• _Exercise requirements_
Reproduce the data that follows in its entirety, character for character.

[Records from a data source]
· · · · · · ·

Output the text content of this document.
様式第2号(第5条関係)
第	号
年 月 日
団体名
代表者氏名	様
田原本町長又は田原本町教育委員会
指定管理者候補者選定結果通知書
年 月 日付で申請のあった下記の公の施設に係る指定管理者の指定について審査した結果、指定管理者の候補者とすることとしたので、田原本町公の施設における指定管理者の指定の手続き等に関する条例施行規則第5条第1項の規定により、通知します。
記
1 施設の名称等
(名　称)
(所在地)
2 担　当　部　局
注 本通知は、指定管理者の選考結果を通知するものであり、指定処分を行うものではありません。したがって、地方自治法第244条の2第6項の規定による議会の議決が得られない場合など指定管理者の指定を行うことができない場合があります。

· · · · · · ·

• _Response to the exercise_
Output the text content of this document.
様式第2号(第5条関係)
第	号
年 月 日
団体名
代表者氏名	様
田原本町長又は田原本町教育委員会
指定管理者候補者選定結果通知書
年 月 日付で申請のあった下記の公の施設に係る指定管理者の指定について審査した結果、指定管理者の候補者とすることとしたので、田原本町公の施設における指定管理者の指定の手続き等に関する条例施行規則第5条第1項の規定により、通知します。
記
1 施設の名称等
(名　称)
(所在地)
2 担　当　部　局
注 本通知は、指定管理者の選考結果を通知するものであり、指定処分を行うものではありません。したがって、地方自治法第244条の2第6項の規定による議会の議決が得られない場合など指定管理者の指定を行うことができない場合があります。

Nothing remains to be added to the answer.